**Direction**.
In this exercise, return the whole listing exactly, excluding any images.

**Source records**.
========================================================================

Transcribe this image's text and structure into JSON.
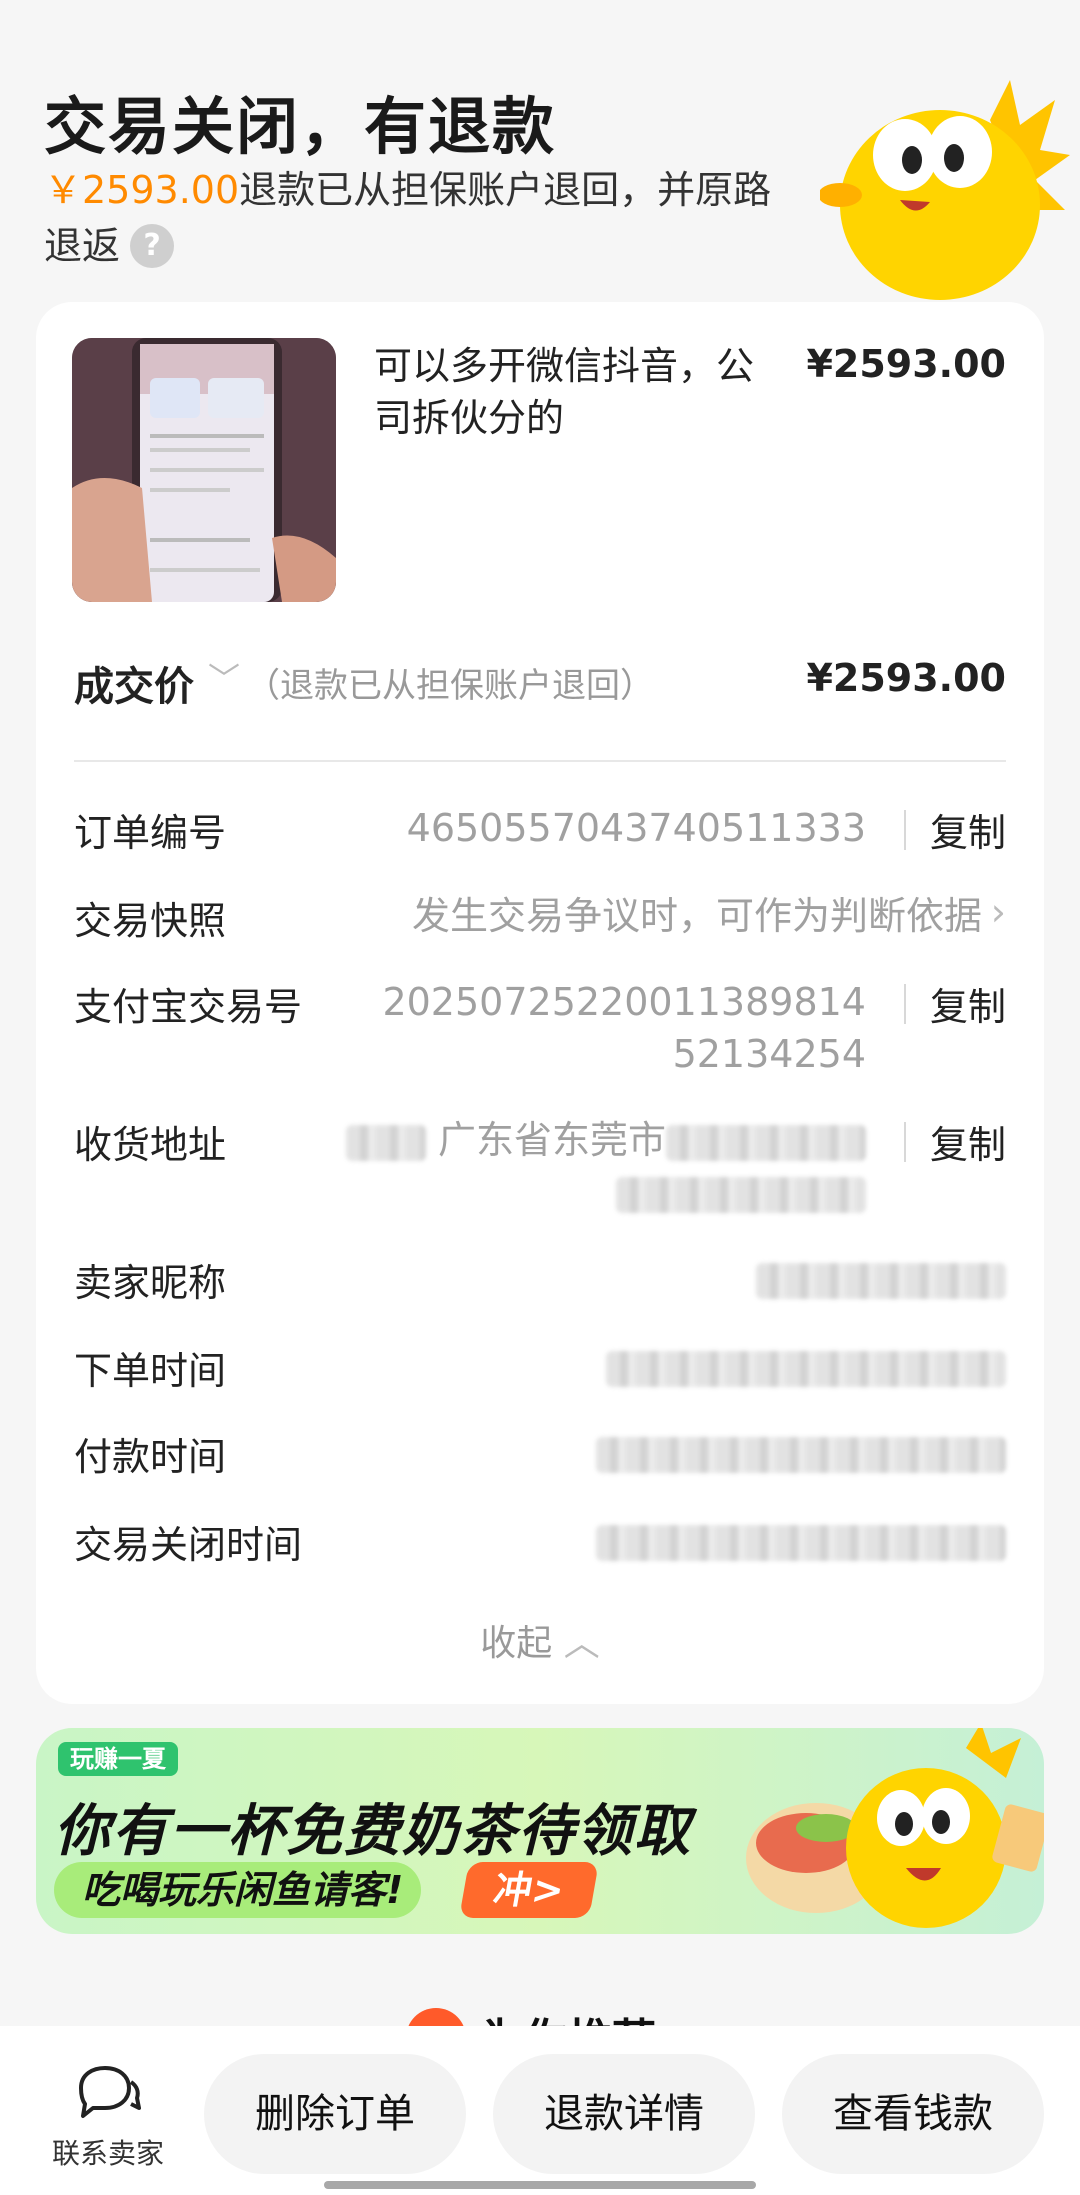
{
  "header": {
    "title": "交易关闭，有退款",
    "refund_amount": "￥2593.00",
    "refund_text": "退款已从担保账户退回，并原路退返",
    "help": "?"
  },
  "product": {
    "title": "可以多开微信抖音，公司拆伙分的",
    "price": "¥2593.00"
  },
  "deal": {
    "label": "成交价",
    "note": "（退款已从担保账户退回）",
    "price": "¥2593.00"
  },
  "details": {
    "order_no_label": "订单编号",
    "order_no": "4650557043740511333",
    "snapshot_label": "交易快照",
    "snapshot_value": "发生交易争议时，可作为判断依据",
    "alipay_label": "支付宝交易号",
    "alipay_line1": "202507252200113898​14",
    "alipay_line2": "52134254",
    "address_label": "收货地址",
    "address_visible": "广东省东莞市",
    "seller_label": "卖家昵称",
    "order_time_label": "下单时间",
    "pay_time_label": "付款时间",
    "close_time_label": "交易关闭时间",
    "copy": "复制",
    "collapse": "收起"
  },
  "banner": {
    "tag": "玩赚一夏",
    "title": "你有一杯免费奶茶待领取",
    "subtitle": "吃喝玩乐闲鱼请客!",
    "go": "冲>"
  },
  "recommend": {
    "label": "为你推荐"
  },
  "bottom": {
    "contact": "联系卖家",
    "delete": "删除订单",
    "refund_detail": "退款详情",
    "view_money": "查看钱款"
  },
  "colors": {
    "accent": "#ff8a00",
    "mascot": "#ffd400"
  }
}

========================================================================

**Result of the task**.
Transcribe this image's text and structure into JSON.
{
  "header": {
    "title": "交易关闭，有退款",
    "refund_amount": "￥2593.00",
    "refund_text": "退款已从担保账户退回，并原路退返",
    "help": "?"
  },
  "product": {
    "title": "可以多开微信抖音，公司拆伙分的",
    "price": "¥2593.00"
  },
  "deal": {
    "label": "成交价",
    "note": "（退款已从担保账户退回）",
    "price": "¥2593.00"
  },
  "details": {
    "order_no_label": "订单编号",
    "order_no": "4650557043740511333",
    "snapshot_label": "交易快照",
    "snapshot_value": "发生交易争议时，可作为判断依据",
    "alipay_label": "支付宝交易号",
    "alipay_line1": "202507252200113898​14",
    "alipay_line2": "52134254",
    "address_label": "收货地址",
    "address_visible": "广东省东莞市",
    "seller_label": "卖家昵称",
    "order_time_label": "下单时间",
    "pay_time_label": "付款时间",
    "close_time_label": "交易关闭时间",
    "copy": "复制",
    "collapse": "收起"
  },
  "banner": {
    "tag": "玩赚一夏",
    "title": "你有一杯免费奶茶待领取",
    "subtitle": "吃喝玩乐闲鱼请客!",
    "go": "冲>"
  },
  "recommend": {
    "label": "为你推荐"
  },
  "bottom": {
    "contact": "联系卖家",
    "delete": "删除订单",
    "refund_detail": "退款详情",
    "view_money": "查看钱款"
  },
  "colors": {
    "accent": "#ff8a00",
    "mascot": "#ffd400"
  }
}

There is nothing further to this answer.